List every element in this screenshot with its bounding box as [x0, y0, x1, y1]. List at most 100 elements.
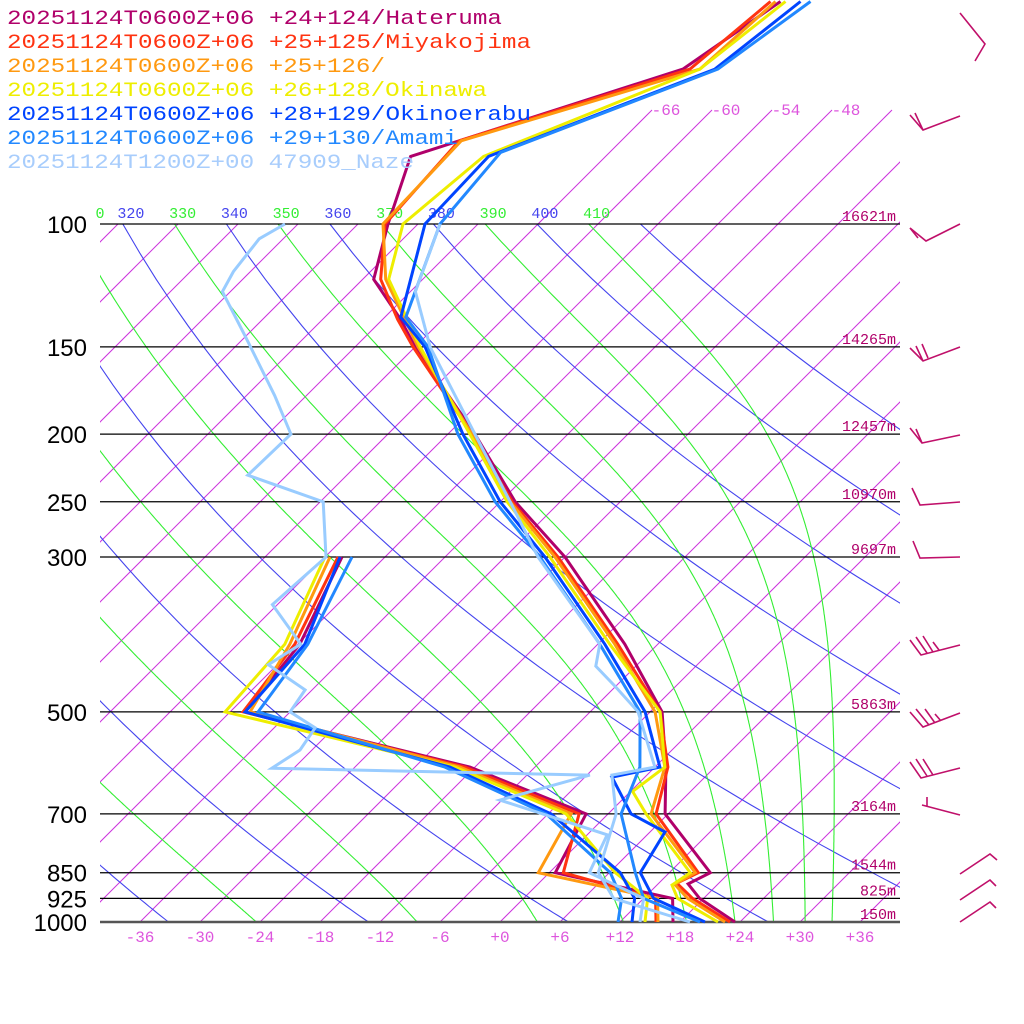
isotherm-label: -60 [712, 102, 741, 120]
isotherm-line [980, 110, 1024, 922]
temperature-trace [381, 0, 777, 924]
isotherm-label: -54 [772, 102, 801, 120]
temperature-tick-label: -30 [186, 929, 215, 947]
wind-barbs [909, 12, 998, 923]
height-label: 14265m [842, 332, 896, 349]
temperature-tick-label: +30 [786, 929, 815, 947]
wind-barb [909, 112, 961, 131]
wind-barb [909, 758, 961, 779]
legend-entry: 20251124T1200Z+00 47909_Naze [7, 152, 414, 175]
height-label: 150m [860, 907, 896, 924]
isotherm-line [100, 223, 359, 483]
isotherm-line [920, 110, 1024, 922]
theta-label: 400 [531, 206, 558, 223]
isotherms [100, 109, 1024, 923]
wind-barb [959, 878, 997, 901]
pressure-label: 250 [47, 490, 87, 517]
wind-barb [909, 427, 961, 444]
legend-entry: 20251124T0600Z+06 +28+129/Okinoerabu [7, 104, 531, 127]
isotherm-line [100, 223, 479, 603]
height-label: 825m [860, 883, 896, 900]
theta-label: 380 [428, 206, 455, 223]
dry-adiabat-line [329, 223, 900, 695]
isotherm-label: -66 [652, 102, 681, 120]
theta-label: 0 [95, 206, 104, 223]
pressure-label: 850 [47, 861, 87, 888]
wind-barb [959, 12, 986, 62]
legend-entry: 20251124T0600Z+06 +25+125/Miyakojima [7, 32, 531, 55]
pressure-label: 1000 [34, 910, 87, 937]
theta-label: 330 [169, 206, 196, 223]
legend-entry: 20251124T0600Z+06 +26+128/Okinawa [7, 80, 487, 103]
pressure-label: 700 [47, 802, 87, 829]
temperature-tick-label: -6 [430, 929, 449, 947]
isotherm-line [100, 109, 833, 843]
temperature-tick-label: +36 [846, 929, 875, 947]
dry-adiabat-line [536, 223, 900, 516]
theta-label: 360 [324, 206, 351, 223]
pressure-label: 150 [47, 335, 87, 362]
wind-barb [909, 708, 961, 728]
legend-entry: 20251124T0600Z+06 +24+124/Hateruma [7, 8, 502, 31]
isotherm-label: -48 [832, 102, 861, 120]
theta-label: 390 [480, 206, 507, 223]
wind-barb [921, 797, 961, 816]
wind-barb [959, 852, 998, 875]
temperature-trace [413, 223, 691, 924]
isotherm-line [679, 701, 900, 923]
theta-label: 340 [221, 206, 248, 223]
isotherm-line [319, 341, 900, 923]
height-label: 9697m [851, 542, 896, 559]
pressure-label: 100 [47, 212, 87, 239]
pressure-label: 925 [47, 886, 87, 913]
temperature-tick-label: -18 [306, 929, 335, 947]
temperature-trace [399, 0, 802, 924]
wind-barb [909, 223, 961, 242]
moist-adiabat-line [100, 781, 257, 923]
axis-labels: 100 16621m 150 14265m 200 12457m 250 10970m 300 9… [34, 102, 896, 947]
wind-barb [959, 900, 997, 923]
temperature-tick-label: +6 [550, 929, 569, 947]
isotherm-line [100, 109, 653, 663]
moist-adiabat-line [588, 223, 835, 922]
moist-adiabat-line [100, 274, 624, 923]
theta-label: 410 [583, 206, 610, 223]
isotherm-line [100, 109, 713, 723]
isotherm-line [100, 223, 419, 543]
pressure-label: 200 [47, 422, 87, 449]
isotherm-line [619, 641, 900, 923]
pressure-label: 500 [47, 700, 87, 727]
isotherm-line [100, 223, 299, 423]
theta-label: 320 [117, 206, 144, 223]
height-label: 12457m [842, 419, 896, 436]
temperature-trace [372, 0, 782, 924]
sounding-5 [255, 0, 812, 924]
isotherm-line [100, 223, 239, 363]
wind-barb [911, 487, 961, 506]
temperature-trace [404, 0, 812, 924]
height-label: 3164m [851, 799, 896, 816]
wind-barb [912, 540, 961, 559]
temperature-trace [387, 0, 787, 924]
height-label: 5863m [851, 697, 896, 714]
temperature-tick-label: +0 [490, 929, 509, 947]
isobars [100, 223, 900, 924]
legend: 20251124T0600Z+06 +24+124/Hateruma202511… [7, 8, 531, 175]
dewpoint-trace [255, 556, 624, 923]
isotherm-line [499, 521, 900, 923]
isotherm-line [199, 221, 900, 923]
isotherm-line [100, 109, 773, 783]
isotherm-line [439, 461, 900, 923]
legend-entry: 20251124T0600Z+06 +29+130/Amami [7, 128, 458, 151]
pressure-label: 300 [47, 545, 87, 572]
sounding-6 [220, 222, 691, 924]
isotherm-line [259, 281, 900, 923]
temperature-tick-label: +18 [666, 929, 695, 947]
isotherm-line [100, 109, 893, 903]
height-label: 16621m [842, 209, 896, 226]
dewpoint-trace [220, 222, 646, 923]
sounding-traces [220, 0, 812, 924]
isotherm-line [100, 223, 179, 303]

*CHALLENGE:* How many of the lines above contain the string "sounding"? Matching is case-sensitive. Reply with the number only.

*EXERCISE RESPONSE:* 3